* _TASK DIRECTIONS_: The listing below is to be reproduced in full, character for character.

* _EXCERPTED RECORDS_:
[Start of Attachment]
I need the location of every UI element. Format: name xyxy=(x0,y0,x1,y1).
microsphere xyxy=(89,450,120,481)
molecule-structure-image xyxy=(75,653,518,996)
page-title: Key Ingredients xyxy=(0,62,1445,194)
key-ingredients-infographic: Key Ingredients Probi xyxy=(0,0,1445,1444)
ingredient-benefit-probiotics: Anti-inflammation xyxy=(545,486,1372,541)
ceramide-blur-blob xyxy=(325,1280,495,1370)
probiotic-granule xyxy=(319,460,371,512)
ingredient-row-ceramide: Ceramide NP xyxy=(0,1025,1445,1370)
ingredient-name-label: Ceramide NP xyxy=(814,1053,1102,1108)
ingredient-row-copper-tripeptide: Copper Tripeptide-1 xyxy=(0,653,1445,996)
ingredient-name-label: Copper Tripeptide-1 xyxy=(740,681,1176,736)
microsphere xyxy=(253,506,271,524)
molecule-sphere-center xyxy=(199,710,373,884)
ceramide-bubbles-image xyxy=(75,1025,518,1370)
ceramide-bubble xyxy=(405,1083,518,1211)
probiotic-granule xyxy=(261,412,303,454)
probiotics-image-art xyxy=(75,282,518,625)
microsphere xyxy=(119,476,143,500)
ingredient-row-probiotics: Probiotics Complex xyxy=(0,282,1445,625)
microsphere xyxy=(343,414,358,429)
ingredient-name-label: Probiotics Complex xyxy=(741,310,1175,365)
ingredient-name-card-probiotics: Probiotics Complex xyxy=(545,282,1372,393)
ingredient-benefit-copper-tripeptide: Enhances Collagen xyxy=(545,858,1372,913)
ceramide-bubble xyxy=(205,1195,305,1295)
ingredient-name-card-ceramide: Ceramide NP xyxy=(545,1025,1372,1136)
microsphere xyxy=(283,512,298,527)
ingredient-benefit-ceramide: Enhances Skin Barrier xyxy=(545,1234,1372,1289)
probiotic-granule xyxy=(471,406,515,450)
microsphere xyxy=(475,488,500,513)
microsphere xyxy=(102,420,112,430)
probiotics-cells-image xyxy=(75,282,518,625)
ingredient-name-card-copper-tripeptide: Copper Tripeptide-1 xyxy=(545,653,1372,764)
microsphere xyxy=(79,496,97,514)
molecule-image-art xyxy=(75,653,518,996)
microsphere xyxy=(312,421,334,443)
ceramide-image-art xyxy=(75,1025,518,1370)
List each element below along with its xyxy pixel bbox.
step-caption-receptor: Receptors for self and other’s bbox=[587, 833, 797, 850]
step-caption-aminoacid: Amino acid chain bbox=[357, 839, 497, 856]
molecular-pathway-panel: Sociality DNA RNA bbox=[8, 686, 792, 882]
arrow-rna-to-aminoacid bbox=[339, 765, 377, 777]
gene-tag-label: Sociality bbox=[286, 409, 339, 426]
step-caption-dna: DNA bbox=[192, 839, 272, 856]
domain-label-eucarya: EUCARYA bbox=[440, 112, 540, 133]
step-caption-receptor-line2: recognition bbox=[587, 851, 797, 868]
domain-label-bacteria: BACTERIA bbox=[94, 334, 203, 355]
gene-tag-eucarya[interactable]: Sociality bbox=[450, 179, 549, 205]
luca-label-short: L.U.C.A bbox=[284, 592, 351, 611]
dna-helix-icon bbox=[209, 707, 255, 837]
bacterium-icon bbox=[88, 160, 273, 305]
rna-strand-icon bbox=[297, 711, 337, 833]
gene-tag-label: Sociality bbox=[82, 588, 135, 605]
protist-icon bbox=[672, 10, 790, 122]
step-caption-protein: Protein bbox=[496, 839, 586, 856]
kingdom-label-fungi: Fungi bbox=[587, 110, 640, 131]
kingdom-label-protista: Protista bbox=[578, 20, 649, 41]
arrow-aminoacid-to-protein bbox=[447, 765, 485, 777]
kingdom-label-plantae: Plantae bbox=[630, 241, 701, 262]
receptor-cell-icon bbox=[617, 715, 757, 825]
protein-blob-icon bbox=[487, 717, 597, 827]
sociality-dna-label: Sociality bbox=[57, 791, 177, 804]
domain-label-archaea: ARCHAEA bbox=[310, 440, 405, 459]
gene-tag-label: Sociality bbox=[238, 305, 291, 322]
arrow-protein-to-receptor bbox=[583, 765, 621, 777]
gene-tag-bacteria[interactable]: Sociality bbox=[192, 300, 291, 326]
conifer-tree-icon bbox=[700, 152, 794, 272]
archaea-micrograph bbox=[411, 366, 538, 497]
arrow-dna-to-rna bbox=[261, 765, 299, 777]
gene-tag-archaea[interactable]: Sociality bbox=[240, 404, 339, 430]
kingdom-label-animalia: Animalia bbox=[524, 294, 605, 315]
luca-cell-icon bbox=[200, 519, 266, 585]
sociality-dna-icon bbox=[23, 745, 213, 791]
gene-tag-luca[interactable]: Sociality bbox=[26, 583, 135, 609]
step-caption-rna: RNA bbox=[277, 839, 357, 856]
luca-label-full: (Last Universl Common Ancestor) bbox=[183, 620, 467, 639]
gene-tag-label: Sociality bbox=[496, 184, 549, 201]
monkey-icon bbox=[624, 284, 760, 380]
[End of Attachment]
* _TASK RESULT_:
I need the location of every UI element. Format: name xyxy=(x0,y0,x1,y1).
microsphere xyxy=(89,450,120,481)
molecule-structure-image xyxy=(75,653,518,996)
page-title: Key Ingredients xyxy=(0,62,1445,194)
key-ingredients-infographic: Key Ingredients Probi xyxy=(0,0,1445,1444)
ingredient-benefit-probiotics: Anti-inflammation xyxy=(545,486,1372,541)
ceramide-blur-blob xyxy=(325,1280,495,1370)
probiotic-granule xyxy=(319,460,371,512)
ingredient-row-ceramide: Ceramide NP xyxy=(0,1025,1445,1370)
ingredient-name-label: Ceramide NP xyxy=(814,1053,1102,1108)
ingredient-row-copper-tripeptide: Copper Tripeptide-1 xyxy=(0,653,1445,996)
ingredient-name-label: Copper Tripeptide-1 xyxy=(740,681,1176,736)
microsphere xyxy=(253,506,271,524)
molecule-sphere-center xyxy=(199,710,373,884)
ceramide-bubbles-image xyxy=(75,1025,518,1370)
ceramide-bubble xyxy=(405,1083,518,1211)
probiotic-granule xyxy=(261,412,303,454)
probiotics-image-art xyxy=(75,282,518,625)
microsphere xyxy=(119,476,143,500)
ingredient-row-probiotics: Probiotics Complex xyxy=(0,282,1445,625)
microsphere xyxy=(343,414,358,429)
ingredient-name-label: Probiotics Complex xyxy=(741,310,1175,365)
ingredient-name-card-probiotics: Probiotics Complex xyxy=(545,282,1372,393)
ingredient-benefit-copper-tripeptide: Enhances Collagen xyxy=(545,858,1372,913)
ceramide-bubble xyxy=(205,1195,305,1295)
ingredient-name-card-ceramide: Ceramide NP xyxy=(545,1025,1372,1136)
microsphere xyxy=(283,512,298,527)
ingredient-benefit-ceramide: Enhances Skin Barrier xyxy=(545,1234,1372,1289)
probiotic-granule xyxy=(471,406,515,450)
microsphere xyxy=(475,488,500,513)
microsphere xyxy=(102,420,112,430)
probiotics-cells-image xyxy=(75,282,518,625)
ingredient-name-card-copper-tripeptide: Copper Tripeptide-1 xyxy=(545,653,1372,764)
microsphere xyxy=(79,496,97,514)
molecule-image-art xyxy=(75,653,518,996)
microsphere xyxy=(312,421,334,443)
ceramide-image-art xyxy=(75,1025,518,1370)
List each element below along with its xyxy pixel bbox.
step-caption-receptor: Receptors for self and other’s bbox=[587, 833, 797, 850]
step-caption-aminoacid: Amino acid chain bbox=[357, 839, 497, 856]
molecular-pathway-panel: Sociality DNA RNA bbox=[8, 686, 792, 882]
arrow-rna-to-aminoacid bbox=[339, 765, 377, 777]
gene-tag-label: Sociality bbox=[286, 409, 339, 426]
step-caption-dna: DNA bbox=[192, 839, 272, 856]
domain-label-eucarya: EUCARYA bbox=[440, 112, 540, 133]
step-caption-receptor-line2: recognition bbox=[587, 851, 797, 868]
domain-label-bacteria: BACTERIA bbox=[94, 334, 203, 355]
gene-tag-eucarya[interactable]: Sociality bbox=[450, 179, 549, 205]
luca-label-short: L.U.C.A bbox=[284, 592, 351, 611]
dna-helix-icon bbox=[209, 707, 255, 837]
bacterium-icon bbox=[88, 160, 273, 305]
rna-strand-icon bbox=[297, 711, 337, 833]
gene-tag-label: Sociality bbox=[82, 588, 135, 605]
protist-icon bbox=[672, 10, 790, 122]
step-caption-protein: Protein bbox=[496, 839, 586, 856]
kingdom-label-fungi: Fungi bbox=[587, 110, 640, 131]
kingdom-label-protista: Protista bbox=[578, 20, 649, 41]
arrow-aminoacid-to-protein bbox=[447, 765, 485, 777]
kingdom-label-plantae: Plantae bbox=[630, 241, 701, 262]
receptor-cell-icon bbox=[617, 715, 757, 825]
protein-blob-icon bbox=[487, 717, 597, 827]
sociality-dna-label: Sociality bbox=[57, 791, 177, 804]
domain-label-archaea: ARCHAEA bbox=[310, 440, 405, 459]
gene-tag-label: Sociality bbox=[238, 305, 291, 322]
arrow-protein-to-receptor bbox=[583, 765, 621, 777]
gene-tag-bacteria[interactable]: Sociality bbox=[192, 300, 291, 326]
conifer-tree-icon bbox=[700, 152, 794, 272]
archaea-micrograph bbox=[411, 366, 538, 497]
arrow-dna-to-rna bbox=[261, 765, 299, 777]
gene-tag-archaea[interactable]: Sociality bbox=[240, 404, 339, 430]
kingdom-label-animalia: Animalia bbox=[524, 294, 605, 315]
luca-cell-icon bbox=[200, 519, 266, 585]
sociality-dna-icon bbox=[23, 745, 213, 791]
gene-tag-luca[interactable]: Sociality bbox=[26, 583, 135, 609]
step-caption-rna: RNA bbox=[277, 839, 357, 856]
luca-label-full: (Last Universl Common Ancestor) bbox=[183, 620, 467, 639]
gene-tag-label: Sociality bbox=[496, 184, 549, 201]
monkey-icon bbox=[624, 284, 760, 380]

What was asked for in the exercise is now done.